WHAT THE TASK REQUIRES
Format the rows below as a two-column CSV with the header columns "description" and "locations", one line per row. Put each row's descriptive text and its list of positions in a single quoted field each, with line breaks replaced by spaces.

[Rows from a data source]
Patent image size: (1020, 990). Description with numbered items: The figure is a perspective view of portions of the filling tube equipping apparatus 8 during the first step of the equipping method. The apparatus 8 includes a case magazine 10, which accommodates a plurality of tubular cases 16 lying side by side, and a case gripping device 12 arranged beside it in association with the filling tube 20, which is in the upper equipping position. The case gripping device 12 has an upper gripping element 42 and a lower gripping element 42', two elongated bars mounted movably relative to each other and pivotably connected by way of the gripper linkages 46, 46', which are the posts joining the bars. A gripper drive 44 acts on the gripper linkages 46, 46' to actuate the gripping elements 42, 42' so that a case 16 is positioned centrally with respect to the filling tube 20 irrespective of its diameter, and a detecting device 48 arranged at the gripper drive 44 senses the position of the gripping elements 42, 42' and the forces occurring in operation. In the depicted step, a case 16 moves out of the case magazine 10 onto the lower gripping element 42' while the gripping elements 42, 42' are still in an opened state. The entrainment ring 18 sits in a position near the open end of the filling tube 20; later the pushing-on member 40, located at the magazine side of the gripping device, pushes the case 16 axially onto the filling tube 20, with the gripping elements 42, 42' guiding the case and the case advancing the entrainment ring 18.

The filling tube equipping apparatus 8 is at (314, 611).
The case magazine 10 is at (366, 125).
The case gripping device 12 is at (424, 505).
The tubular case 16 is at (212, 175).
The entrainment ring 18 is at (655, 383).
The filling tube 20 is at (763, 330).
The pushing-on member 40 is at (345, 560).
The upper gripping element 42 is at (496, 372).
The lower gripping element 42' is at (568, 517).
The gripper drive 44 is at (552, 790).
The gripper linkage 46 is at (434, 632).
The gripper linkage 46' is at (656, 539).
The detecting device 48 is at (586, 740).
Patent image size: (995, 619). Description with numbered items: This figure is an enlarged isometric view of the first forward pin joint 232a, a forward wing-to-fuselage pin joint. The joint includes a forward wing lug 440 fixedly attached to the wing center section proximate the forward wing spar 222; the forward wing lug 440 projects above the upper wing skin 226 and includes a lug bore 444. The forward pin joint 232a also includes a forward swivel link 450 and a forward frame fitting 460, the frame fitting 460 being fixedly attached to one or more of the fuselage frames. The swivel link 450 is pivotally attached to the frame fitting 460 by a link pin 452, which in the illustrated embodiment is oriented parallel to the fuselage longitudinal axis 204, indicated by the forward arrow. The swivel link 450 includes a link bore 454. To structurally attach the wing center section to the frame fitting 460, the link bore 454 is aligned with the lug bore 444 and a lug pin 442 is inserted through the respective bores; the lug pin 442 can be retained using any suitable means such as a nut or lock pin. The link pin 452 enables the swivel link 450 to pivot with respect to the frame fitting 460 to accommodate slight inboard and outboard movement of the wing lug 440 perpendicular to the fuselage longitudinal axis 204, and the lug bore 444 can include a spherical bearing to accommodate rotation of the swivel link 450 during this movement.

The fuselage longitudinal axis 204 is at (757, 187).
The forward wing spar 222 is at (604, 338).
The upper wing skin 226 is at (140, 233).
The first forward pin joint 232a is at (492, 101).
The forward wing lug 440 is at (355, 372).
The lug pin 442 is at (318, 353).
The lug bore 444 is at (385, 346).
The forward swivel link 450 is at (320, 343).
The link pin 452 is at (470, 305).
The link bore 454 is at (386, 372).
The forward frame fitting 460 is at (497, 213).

REPLY TO THE TASK
description,locations
"Patent image size: (1020, 990). Description with numbered items: The figure is a perspective view of portions of the filling tube equipping apparatus 8 during the first step of the equipping method. The apparatus 8 includes a case magazine 10, which accommodates a plurality of tubular cases 16 lying side by side, and a case gripping device 12 arranged beside it in association with the filling tube 20, which is in the upper equipping position. The case gripping device 12 has an upper gripping element 42 and a lower gripping element 42', two elongated bars mounted movably relative to each other and pivotably connected by way of the gripper linkages 46, 46', which are the posts joining the bars. A gripper drive 44 acts on the gripper linkages 46, 46' to actuate the gripping elements 42, 42' so that a case 16 is positioned centrally with respect to the filling tube 20 irrespective of its diameter, and a detecting device 48 arranged at the gripper drive 44 senses the position of the gripping elements 42, 42' and the forces occurring in operation. In the depicted step, a case 16 moves out of the case magazine 10 onto the lower gripping element 42' while the gripping elements 42, 42' are still in an opened state. The entrainment ring 18 sits in a position near the open end of the filling tube 20; later the pushing-on member 40, located at the magazine side of the gripping device, pushes the case 16 axially onto the filling tube 20, with the gripping elements 42, 42' guiding the case and the case advancing the entrainment ring 18.","The filling tube equipping apparatus 8 is at (314, 611). The case magazine 10 is at (366, 125). The case gripping device 12 is at (424, 505). The tubular case 16 is at (212, 175). The entrainment ring 18 is at (655, 383). The filling tube 20 is at (763, 330). The pushing-on member 40 is at (345, 560). The upper gripping element 42 is at (496, 372). The lower gripping element 42' is at (568, 517). The gripper drive 44 is at (552, 790). The gripper linkage 46 is at (434, 632). The gripper linkage 46' is at (656, 539). The detecting device 48 is at (586, 740)."
"Patent image size: (995, 619). Description with numbered items: This figure is an enlarged isometric view of the first forward pin joint 232a, a forward wing-to-fuselage pin joint. The joint includes a forward wing lug 440 fixedly attached to the wing center section proximate the forward wing spar 222; the forward wing lug 440 projects above the upper wing skin 226 and includes a lug bore 444. The forward pin joint 232a also includes a forward swivel link 450 and a forward frame fitting 460, the frame fitting 460 being fixedly attached to one or more of the fuselage frames. The swivel link 450 is pivotally attached to the frame fitting 460 by a link pin 452, which in the illustrated embodiment is oriented parallel to the fuselage longitudinal axis 204, indicated by the forward arrow. The swivel link 450 includes a link bore 454. To structurally attach the wing center section to the frame fitting 460, the link bore 454 is aligned with the lug bore 444 and a lug pin 442 is inserted through the respective bores; the lug pin 442 can be retained using any suitable means such as a nut or lock pin. The link pin 452 enables the swivel link 450 to pivot with respect to the frame fitting 460 to accommodate slight inboard and outboard movement of the wing lug 440 perpendicular to the fuselage longitudinal axis 204, and the lug bore 444 can include a spherical bearing to accommodate rotation of the swivel link 450 during this movement.","The fuselage longitudinal axis 204 is at (757, 187). The forward wing spar 222 is at (604, 338). The upper wing skin 226 is at (140, 233). The first forward pin joint 232a is at (492, 101). The forward wing lug 440 is at (355, 372). The lug pin 442 is at (318, 353). The lug bore 444 is at (385, 346). The forward swivel link 450 is at (320, 343). The link pin 452 is at (470, 305). The link bore 454 is at (386, 372). The forward frame fitting 460 is at (497, 213)."